Data entries —
#####

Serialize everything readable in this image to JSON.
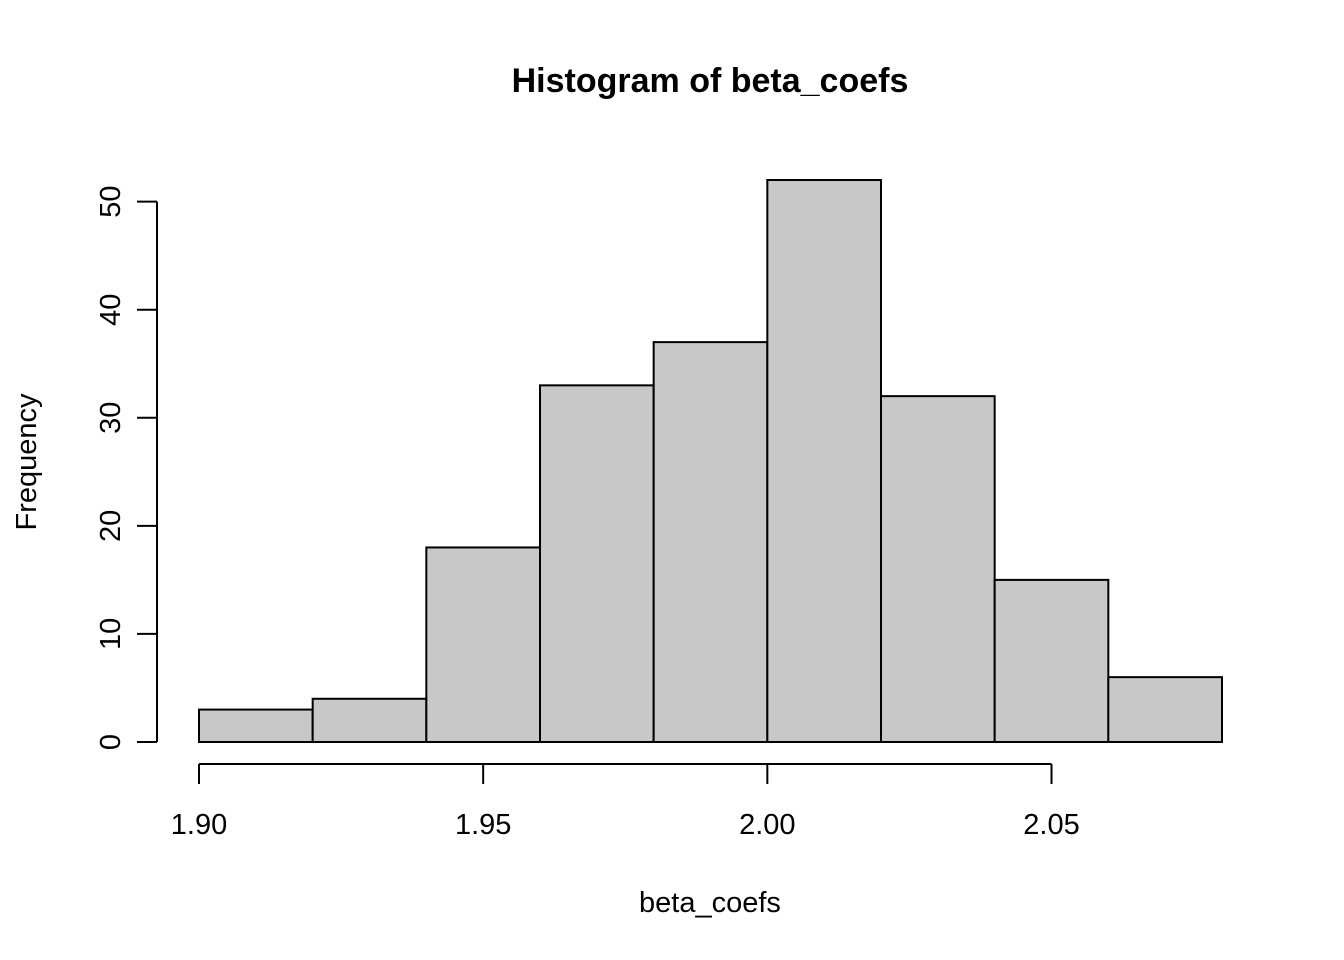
{
  "chart_data": {
    "type": "bar",
    "title": "Histogram of beta_coefs",
    "xlabel": "beta_coefs",
    "ylabel": "Frequency",
    "bins": [
      {
        "start": 1.9,
        "end": 1.92,
        "count": 3
      },
      {
        "start": 1.92,
        "end": 1.94,
        "count": 4
      },
      {
        "start": 1.94,
        "end": 1.96,
        "count": 18
      },
      {
        "start": 1.96,
        "end": 1.98,
        "count": 33
      },
      {
        "start": 1.98,
        "end": 2.0,
        "count": 37
      },
      {
        "start": 2.0,
        "end": 2.02,
        "count": 52
      },
      {
        "start": 2.02,
        "end": 2.04,
        "count": 32
      },
      {
        "start": 2.04,
        "end": 2.06,
        "count": 15
      },
      {
        "start": 2.06,
        "end": 2.08,
        "count": 6
      }
    ],
    "xticks": [
      {
        "value": 1.9,
        "label": "1.90"
      },
      {
        "value": 1.95,
        "label": "1.95"
      },
      {
        "value": 2.0,
        "label": "2.00"
      },
      {
        "value": 2.05,
        "label": "2.05"
      }
    ],
    "yticks": [
      {
        "value": 0,
        "label": "0"
      },
      {
        "value": 10,
        "label": "10"
      },
      {
        "value": 20,
        "label": "20"
      },
      {
        "value": 30,
        "label": "30"
      },
      {
        "value": 40,
        "label": "40"
      },
      {
        "value": 50,
        "label": "50"
      }
    ],
    "xlim": [
      1.9,
      2.08
    ],
    "ylim": [
      0,
      52
    ],
    "grid": false,
    "legend": "none",
    "colors": {
      "bar_fill": "#c8c8c8",
      "bar_stroke": "#000000"
    }
  }
}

#####

Problem statement — Word for word, quote the lines above. Omit the pictures.

Full output —
Serialize everything readable in this image to JSON.
{
  "chart_data": {
    "type": "bar",
    "title": "Histogram of beta_coefs",
    "xlabel": "beta_coefs",
    "ylabel": "Frequency",
    "bins": [
      {
        "start": 1.9,
        "end": 1.92,
        "count": 3
      },
      {
        "start": 1.92,
        "end": 1.94,
        "count": 4
      },
      {
        "start": 1.94,
        "end": 1.96,
        "count": 18
      },
      {
        "start": 1.96,
        "end": 1.98,
        "count": 33
      },
      {
        "start": 1.98,
        "end": 2.0,
        "count": 37
      },
      {
        "start": 2.0,
        "end": 2.02,
        "count": 52
      },
      {
        "start": 2.02,
        "end": 2.04,
        "count": 32
      },
      {
        "start": 2.04,
        "end": 2.06,
        "count": 15
      },
      {
        "start": 2.06,
        "end": 2.08,
        "count": 6
      }
    ],
    "xticks": [
      {
        "value": 1.9,
        "label": "1.90"
      },
      {
        "value": 1.95,
        "label": "1.95"
      },
      {
        "value": 2.0,
        "label": "2.00"
      },
      {
        "value": 2.05,
        "label": "2.05"
      }
    ],
    "yticks": [
      {
        "value": 0,
        "label": "0"
      },
      {
        "value": 10,
        "label": "10"
      },
      {
        "value": 20,
        "label": "20"
      },
      {
        "value": 30,
        "label": "30"
      },
      {
        "value": 40,
        "label": "40"
      },
      {
        "value": 50,
        "label": "50"
      }
    ],
    "xlim": [
      1.9,
      2.08
    ],
    "ylim": [
      0,
      52
    ],
    "grid": false,
    "legend": "none",
    "colors": {
      "bar_fill": "#c8c8c8",
      "bar_stroke": "#000000"
    }
  }
}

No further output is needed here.